■ Directive ■
What follows is a set of entries. Repeat them exactly, but not their pictures.
──────── Data section ────────
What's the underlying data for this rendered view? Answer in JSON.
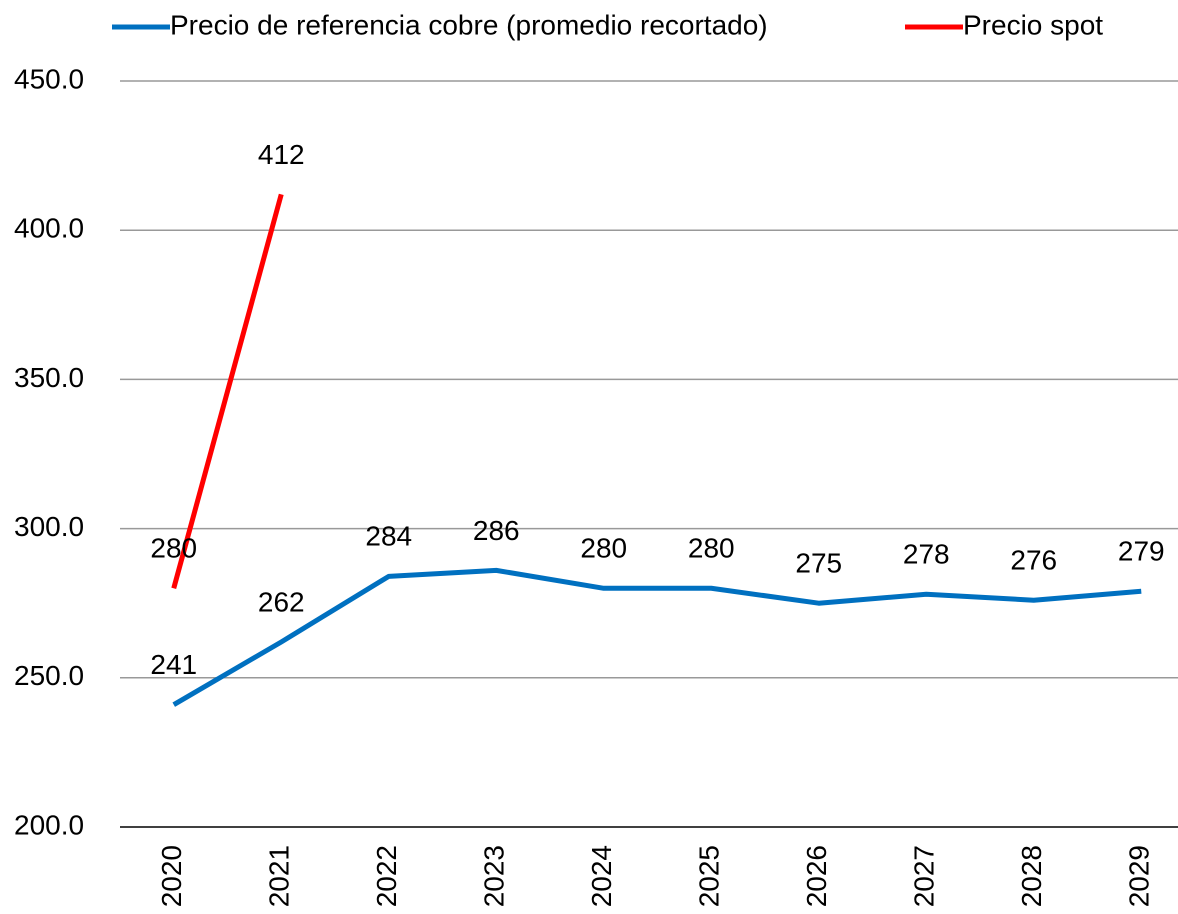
{
  "chart_data": {
    "type": "line",
    "categories": [
      "2020",
      "2021",
      "2022",
      "2023",
      "2024",
      "2025",
      "2026",
      "2027",
      "2028",
      "2029"
    ],
    "series": [
      {
        "name": "Precio de referencia cobre (promedio recortado)",
        "color": "#0070c0",
        "values": [
          241,
          262,
          284,
          286,
          280,
          280,
          275,
          278,
          276,
          279
        ]
      },
      {
        "name": "Precio spot",
        "color": "#ff0000",
        "values": [
          280,
          412,
          null,
          null,
          null,
          null,
          null,
          null,
          null,
          null
        ]
      }
    ],
    "ylim": [
      200,
      450
    ],
    "yticks": [
      {
        "value": 200,
        "label": "200.0"
      },
      {
        "value": 250,
        "label": "250.0"
      },
      {
        "value": 300,
        "label": "300.0"
      },
      {
        "value": 350,
        "label": "350.0"
      },
      {
        "value": 400,
        "label": "400.0"
      },
      {
        "value": 450,
        "label": "450.0"
      }
    ],
    "grid": true,
    "legend": "top"
  }
}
────────
■ The answer ■
What's the underlying data for this rendered view? Answer in JSON.
{
  "chart_data": {
    "type": "line",
    "categories": [
      "2020",
      "2021",
      "2022",
      "2023",
      "2024",
      "2025",
      "2026",
      "2027",
      "2028",
      "2029"
    ],
    "series": [
      {
        "name": "Precio de referencia cobre (promedio recortado)",
        "color": "#0070c0",
        "values": [
          241,
          262,
          284,
          286,
          280,
          280,
          275,
          278,
          276,
          279
        ]
      },
      {
        "name": "Precio spot",
        "color": "#ff0000",
        "values": [
          280,
          412,
          null,
          null,
          null,
          null,
          null,
          null,
          null,
          null
        ]
      }
    ],
    "ylim": [
      200,
      450
    ],
    "yticks": [
      {
        "value": 200,
        "label": "200.0"
      },
      {
        "value": 250,
        "label": "250.0"
      },
      {
        "value": 300,
        "label": "300.0"
      },
      {
        "value": 350,
        "label": "350.0"
      },
      {
        "value": 400,
        "label": "400.0"
      },
      {
        "value": 450,
        "label": "450.0"
      }
    ],
    "grid": true,
    "legend": "top"
  }
}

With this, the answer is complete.